WHAT IS EXPECTED:
Scan the data below for the string "向甲方支付违约金". Show every line where it turns up.

## START

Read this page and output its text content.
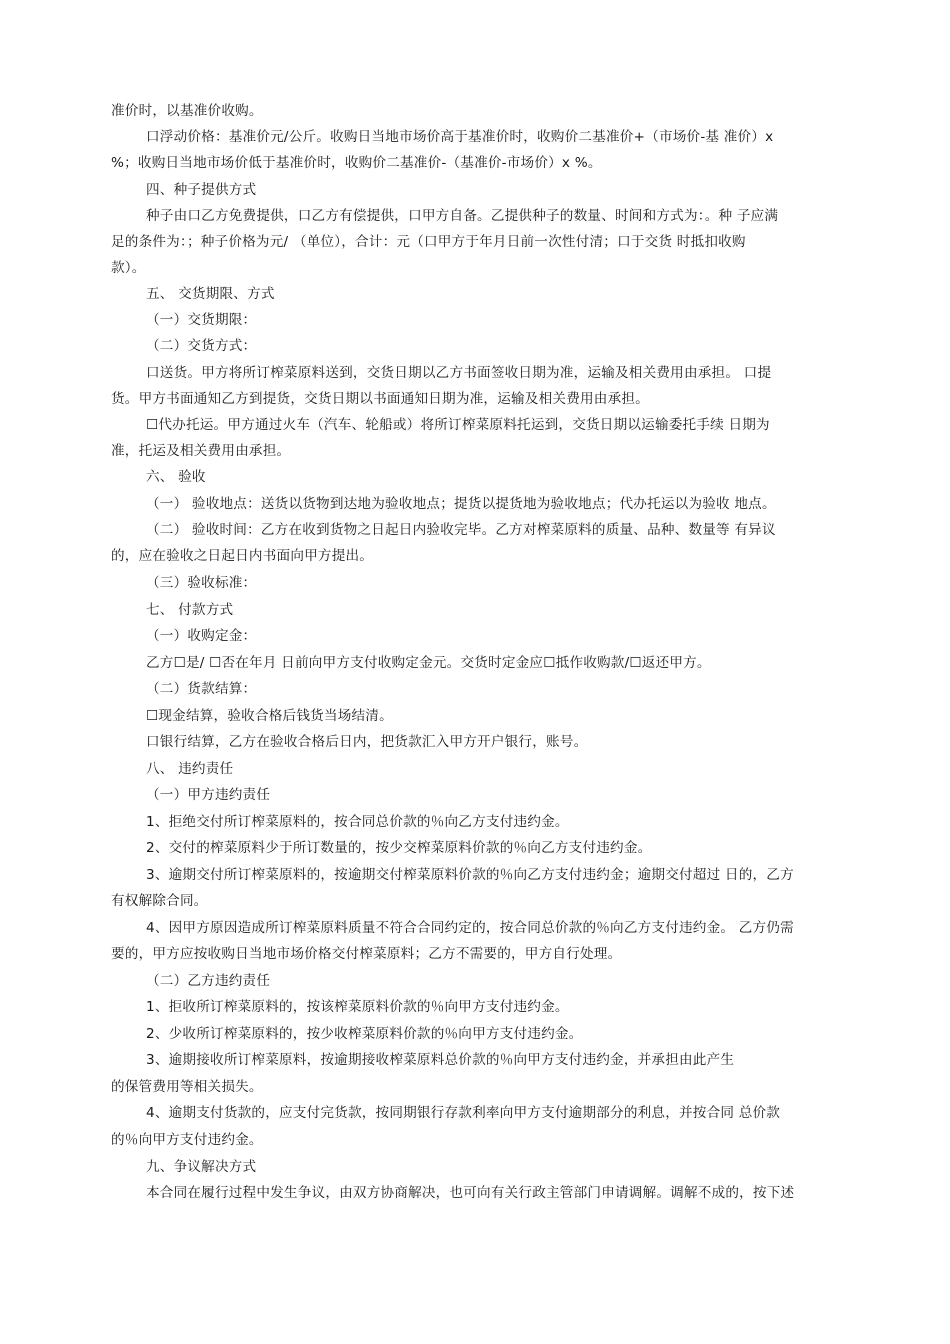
准价时，以基准价收购。
口浮动价格：基准价元/公斤。收购日当地市场价高于基准价时，收购价二基准价+（市场价-基 准价）x
%；收购日当地市场价低于基准价时，收购价二基准价-（基准价-市场价）x %。
四、种子提供方式
种子由口乙方免费提供，口乙方有偿提供，口甲方自备。乙提供种子的数量、时间和方式为：。种 子应满
足的条件为：；种子价格为元/ （单位），合计：元（口甲方于年月日前一次性付清；口于交货 时抵扣收购
款）。
五、 交货期限、方式
（一）交货期限：
（二）交货方式：
口送货。甲方将所订榨菜原料送到，交货日期以乙方书面签收日期为准，运输及相关费用由承担。 口提
货。甲方书面通知乙方到提货，交货日期以书面通知日期为准，运输及相关费用由承担。
☐代办托运。甲方通过火车（汽车、轮船或）将所订榨菜原料托运到，交货日期以运输委托手续 日期为
准，托运及相关费用由承担。
六、 验收
（一） 验收地点：送货以货物到达地为验收地点；提货以提货地为验收地点；代办托运以为验收 地点。
（二） 验收时间：乙方在收到货物之日起日内验收完毕。乙方对榨菜原料的质量、品种、数量等 有异议
的，应在验收之日起日内书面向甲方提出。
（三）验收标准：
七、 付款方式
（一）收购定金：
乙方☐是/ ☐否在年月 日前向甲方支付收购定金元。交货时定金应☐抵作收购款/☐返还甲方。
（二）货款结算：
☐现金结算，验收合格后钱货当场结清。
口银行结算，乙方在验收合格后日内，把货款汇入甲方开户银行，账号。
八、 违约责任
（一）甲方违约责任
1、拒绝交付所订榨菜原料的，按合同总价款的％向乙方支付违约金。
2、交付的榨菜原料少于所订数量的，按少交榨菜原料价款的％向乙方支付违约金。
3、逾期交付所订榨菜原料的，按逾期交付榨菜原料价款的％向乙方支付违约金；逾期交付超过 日的，乙方
有权解除合同。
4、因甲方原因造成所订榨菜原料质量不符合合同约定的，按合同总价款的％向乙方支付违约金。 乙方仍需
要的，甲方应按收购日当地市场价格交付榨菜原料；乙方不需要的，甲方自行处理。
（二）乙方违约责任
1、拒收所订榨菜原料的，按该榨菜原料价款的％向甲方支付违约金。
2、少收所订榨菜原料的，按少收榨菜原料价款的％向甲方支付违约金。
3、逾期接收所订榨菜原料，按逾期接收榨菜原料总价款的％向甲方支付违约金，并承担由此产生
的保管费用等相关损失。
4、逾期支付货款的，应支付完货款，按同期银行存款利率向甲方支付逾期部分的利息，并按合同 总价款
的％向甲方支付违约金。
九、争议解决方式
本合同在履行过程中发生争议，由双方协商解决，也可向有关行政主管部门申请调解。调解不成的，按下述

## END

EXPECTED OUTPUT:
1、拒收所订榨菜原料的，按该榨菜原料价款的％向甲方支付违约金。
2、少收所订榨菜原料的，按少收榨菜原料价款的％向甲方支付违约金。
3、逾期接收所订榨菜原料，按逾期接收榨菜原料总价款的％向甲方支付违约金，并承担由此产生
的％向甲方支付违约金。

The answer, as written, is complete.